TASKS AND EXERCISES:
1. Please set down the part of the passage on postwar Holocaust literature between "Another Polish-language masterpiece" and "what David saw.", inclusive.
2. Answer these questions from the passage on postwar Holocaust literature, one line each:
(a) In what year was Bread for the Departed published?
(b) Which ghetto is the setting of Jacob the Liar?
(c) What was Romain Gary's birth name?

Another Polish-language masterpiece of Holocaust literature is Bogdan Wojdowski’s 1971 Bread for the Departed. Wojdowski, who had survived the Warsaw ghetto as a child, evokes the disruption and confusion of the ghetto as seen through the eyes of a young boy, David Fremde. Instead of a plot, there is a depressing kaleidoscope of scenes often narrated in the chaotic, deformed “ghetto speak” that alone provided the right words to describe what David saw.
A very different kind of novel, this time about the Łódź ghetto, was Jurek Becker’s 1969 Jacob the Liar, written in East Germany. Becker was a Holocaust survivor, and he brilliantly decoded ghetto life by highlighting lies and illusions enlisted to fight despair. These powerless, isolated denizens of the ghetto used their only weapon—words—as they analyzed and parsed the optimistic lies that Jacob disseminated based on his fictitious ghetto radio.
In the postwar years, two Jewish writers born in Eastern Europe and writing in their nonnative French produced Holocaust fiction that broke new, artistically daring ground in the representation of atrocity: Piotr Rawicz’s 1961 Blood from the Sky and Romain Gary’s 1967 The Dance of Genghis Cohn (not included in the Posen Library). Both Rawicz and Gary (born Roman Kacew) were masters of acquired identities, a talent that frightened antisemites even as it bemused many Jews. The former’s use of multiple angles of narration and representation make it a classic of Holocaust literature, as Rawicz uses the perspective of different voices, none necessarily reliable, to describe atrocity with a frankness that spares no one, including Jews.
Judaism behind the Iron Curtain
If in the early postwar years the fate of Jews behind the Iron Curtain was largely a closed book to world Jewry, by the middle of the 1960s, this was no longer the case. Important analyses of Polish and Soviet Jewry appeared in both the émigré press and illegal publications, the so-called samizdat. Polish Jewish intellectuals, such as Zygmunt Bauman, offered important insights into the dynamics of antisemitism in the communist bloc and hammered another nail into the coffin of what used to be the Jewish romance with the communist left. In the Soviet Union itself, some embers of Jewish culture continued to glow: concerts of Yiddish song, some high-quality poetry and fiction in the journal Sovetish heymland, the art of Anatoly Kaplan, Zinovii Tolkachev, and Mikhail Grobman. As an artist attached to a propaganda unit in the Red Army, Tolkatchev drew sketches of Maidanek in 1944 and Auschwitz in 1945. The first artistic renderings of these Nazi camps after the liberation, they captured the bittersweet interplay of the joy of freedom and the anguish of bereavement, and his emotional involvement not only as a Soviet soldier but also as a Jew.

GIVEN ENTRIES:
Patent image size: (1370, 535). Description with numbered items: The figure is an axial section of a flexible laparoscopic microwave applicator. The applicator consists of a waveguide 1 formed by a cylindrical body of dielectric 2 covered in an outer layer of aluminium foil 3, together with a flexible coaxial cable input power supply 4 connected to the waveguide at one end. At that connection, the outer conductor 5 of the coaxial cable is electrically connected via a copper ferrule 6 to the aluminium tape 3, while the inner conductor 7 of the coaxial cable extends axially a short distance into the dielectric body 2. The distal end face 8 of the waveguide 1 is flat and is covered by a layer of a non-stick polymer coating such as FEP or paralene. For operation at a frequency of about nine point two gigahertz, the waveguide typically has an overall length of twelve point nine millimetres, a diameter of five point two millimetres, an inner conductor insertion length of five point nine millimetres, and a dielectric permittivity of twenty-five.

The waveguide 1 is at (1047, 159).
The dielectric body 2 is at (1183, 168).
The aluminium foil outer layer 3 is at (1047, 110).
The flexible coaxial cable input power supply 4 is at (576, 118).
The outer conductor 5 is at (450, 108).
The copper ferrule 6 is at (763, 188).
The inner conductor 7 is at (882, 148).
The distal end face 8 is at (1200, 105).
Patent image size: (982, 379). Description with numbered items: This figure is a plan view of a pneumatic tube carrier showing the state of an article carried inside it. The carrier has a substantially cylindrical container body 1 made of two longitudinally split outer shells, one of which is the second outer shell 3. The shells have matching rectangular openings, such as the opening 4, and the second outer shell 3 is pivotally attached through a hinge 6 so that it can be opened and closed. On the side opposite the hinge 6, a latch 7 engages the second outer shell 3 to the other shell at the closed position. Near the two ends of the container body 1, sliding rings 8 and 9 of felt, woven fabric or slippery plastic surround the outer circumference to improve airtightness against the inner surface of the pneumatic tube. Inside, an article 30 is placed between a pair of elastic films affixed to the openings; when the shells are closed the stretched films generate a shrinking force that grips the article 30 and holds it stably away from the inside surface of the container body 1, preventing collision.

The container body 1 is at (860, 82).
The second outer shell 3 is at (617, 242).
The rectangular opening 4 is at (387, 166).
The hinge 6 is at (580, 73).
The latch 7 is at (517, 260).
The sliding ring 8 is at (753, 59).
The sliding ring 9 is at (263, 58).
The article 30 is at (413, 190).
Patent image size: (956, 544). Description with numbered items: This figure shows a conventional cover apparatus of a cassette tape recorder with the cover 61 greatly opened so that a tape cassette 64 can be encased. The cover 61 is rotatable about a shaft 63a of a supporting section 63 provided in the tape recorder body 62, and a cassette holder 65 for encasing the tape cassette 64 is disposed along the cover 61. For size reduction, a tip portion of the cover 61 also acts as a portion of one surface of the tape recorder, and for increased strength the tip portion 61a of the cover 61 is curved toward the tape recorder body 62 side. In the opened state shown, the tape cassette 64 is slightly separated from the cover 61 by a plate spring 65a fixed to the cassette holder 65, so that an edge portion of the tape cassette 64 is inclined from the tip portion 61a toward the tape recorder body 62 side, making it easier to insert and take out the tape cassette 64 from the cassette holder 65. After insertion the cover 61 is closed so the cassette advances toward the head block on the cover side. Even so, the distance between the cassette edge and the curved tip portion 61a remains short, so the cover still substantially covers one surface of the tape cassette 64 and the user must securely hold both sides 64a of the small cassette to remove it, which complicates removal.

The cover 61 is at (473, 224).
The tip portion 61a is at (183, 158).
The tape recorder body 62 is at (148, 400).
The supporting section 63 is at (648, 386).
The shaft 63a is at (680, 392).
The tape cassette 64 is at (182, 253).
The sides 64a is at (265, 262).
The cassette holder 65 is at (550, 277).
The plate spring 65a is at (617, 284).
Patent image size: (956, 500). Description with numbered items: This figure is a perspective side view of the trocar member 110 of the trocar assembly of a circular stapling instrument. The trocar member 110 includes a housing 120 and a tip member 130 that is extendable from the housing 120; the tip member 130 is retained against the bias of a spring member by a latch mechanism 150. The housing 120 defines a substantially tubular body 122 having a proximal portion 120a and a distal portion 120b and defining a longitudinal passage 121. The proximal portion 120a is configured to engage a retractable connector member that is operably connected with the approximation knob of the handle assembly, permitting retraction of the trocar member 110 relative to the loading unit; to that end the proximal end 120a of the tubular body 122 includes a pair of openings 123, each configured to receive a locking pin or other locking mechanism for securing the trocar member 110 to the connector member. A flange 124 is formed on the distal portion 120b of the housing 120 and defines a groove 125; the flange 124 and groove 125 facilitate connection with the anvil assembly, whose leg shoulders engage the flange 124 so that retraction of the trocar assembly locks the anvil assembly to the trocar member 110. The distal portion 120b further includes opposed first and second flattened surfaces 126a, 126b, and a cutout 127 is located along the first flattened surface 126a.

ANSWERS PROVIDED:
1.
Another Polish-language masterpiece of Holocaust literature is Bogdan Wojdowski’s 1971 Bread for the Departed. Wojdowski, who had survived the Warsaw ghetto as a child, evokes the disruption and confusion of the ghetto as seen through the eyes of a young boy, David Fremde. Instead of a plot, there is a depressing kaleidoscope of scenes often narrated in the chaotic, deformed “ghetto speak” that alone provided the right words to describe what David saw.

2.
(a) 1971
(b) The Łódź ghetto
(c) Roman Kacew